- _To be done_: Each line that contains the word "Hauptschulabschluss" counts once; give the total for the records below and nothing else.

----------

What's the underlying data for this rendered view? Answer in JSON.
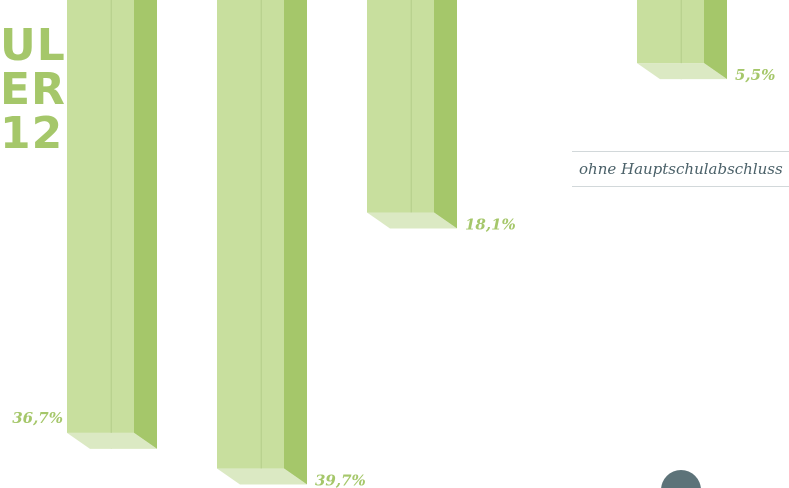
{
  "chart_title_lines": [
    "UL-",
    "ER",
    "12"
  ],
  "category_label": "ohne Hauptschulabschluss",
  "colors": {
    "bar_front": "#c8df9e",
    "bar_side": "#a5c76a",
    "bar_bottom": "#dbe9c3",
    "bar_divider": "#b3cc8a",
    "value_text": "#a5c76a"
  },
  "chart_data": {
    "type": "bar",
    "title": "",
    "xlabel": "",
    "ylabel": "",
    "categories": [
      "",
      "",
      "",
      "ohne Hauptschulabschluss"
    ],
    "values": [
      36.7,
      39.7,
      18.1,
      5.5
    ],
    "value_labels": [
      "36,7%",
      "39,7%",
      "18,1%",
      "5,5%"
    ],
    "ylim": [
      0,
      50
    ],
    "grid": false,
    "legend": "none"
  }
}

----------

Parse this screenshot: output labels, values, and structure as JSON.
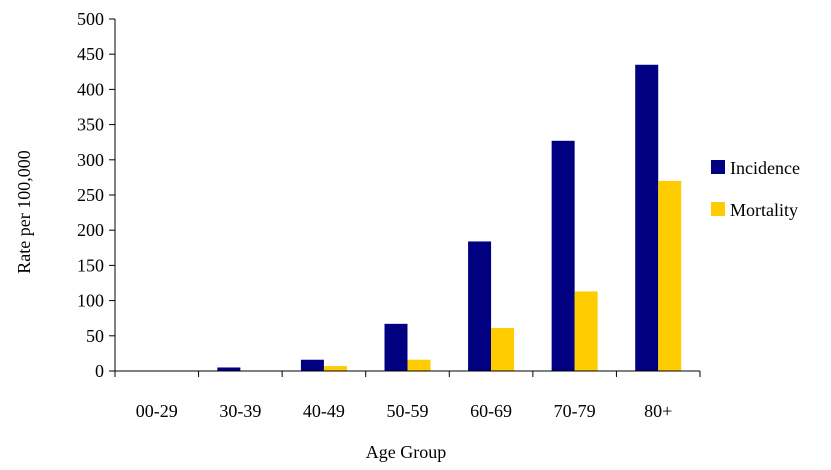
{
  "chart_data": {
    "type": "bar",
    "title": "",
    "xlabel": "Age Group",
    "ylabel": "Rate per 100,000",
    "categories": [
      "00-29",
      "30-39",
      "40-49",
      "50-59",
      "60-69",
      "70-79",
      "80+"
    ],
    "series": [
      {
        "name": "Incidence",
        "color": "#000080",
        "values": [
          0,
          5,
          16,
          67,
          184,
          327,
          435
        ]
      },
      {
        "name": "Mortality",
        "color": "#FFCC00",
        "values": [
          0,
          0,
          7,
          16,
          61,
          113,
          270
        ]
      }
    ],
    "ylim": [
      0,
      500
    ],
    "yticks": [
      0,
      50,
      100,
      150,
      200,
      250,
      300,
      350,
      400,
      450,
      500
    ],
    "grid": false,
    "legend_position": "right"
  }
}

----------

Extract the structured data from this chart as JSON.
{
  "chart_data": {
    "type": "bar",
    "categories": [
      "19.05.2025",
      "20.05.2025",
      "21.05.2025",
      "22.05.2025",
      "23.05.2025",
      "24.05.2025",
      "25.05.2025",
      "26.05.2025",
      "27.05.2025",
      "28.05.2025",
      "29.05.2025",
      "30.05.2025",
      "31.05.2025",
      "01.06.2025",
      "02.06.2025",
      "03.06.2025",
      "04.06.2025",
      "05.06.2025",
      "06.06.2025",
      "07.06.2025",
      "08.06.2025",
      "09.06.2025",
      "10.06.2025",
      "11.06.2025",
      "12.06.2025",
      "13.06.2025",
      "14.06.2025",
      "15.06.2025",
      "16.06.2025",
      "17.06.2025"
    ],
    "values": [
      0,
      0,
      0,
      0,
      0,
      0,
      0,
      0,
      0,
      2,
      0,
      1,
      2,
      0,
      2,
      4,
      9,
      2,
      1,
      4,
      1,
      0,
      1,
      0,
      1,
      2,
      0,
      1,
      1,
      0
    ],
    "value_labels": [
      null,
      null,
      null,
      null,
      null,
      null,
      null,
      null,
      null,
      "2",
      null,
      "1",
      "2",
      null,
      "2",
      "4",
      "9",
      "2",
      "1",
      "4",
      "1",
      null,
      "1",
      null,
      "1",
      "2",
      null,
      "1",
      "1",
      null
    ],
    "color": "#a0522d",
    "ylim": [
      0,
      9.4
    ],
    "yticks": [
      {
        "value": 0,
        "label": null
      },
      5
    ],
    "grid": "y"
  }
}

----------

- _Output below_: 2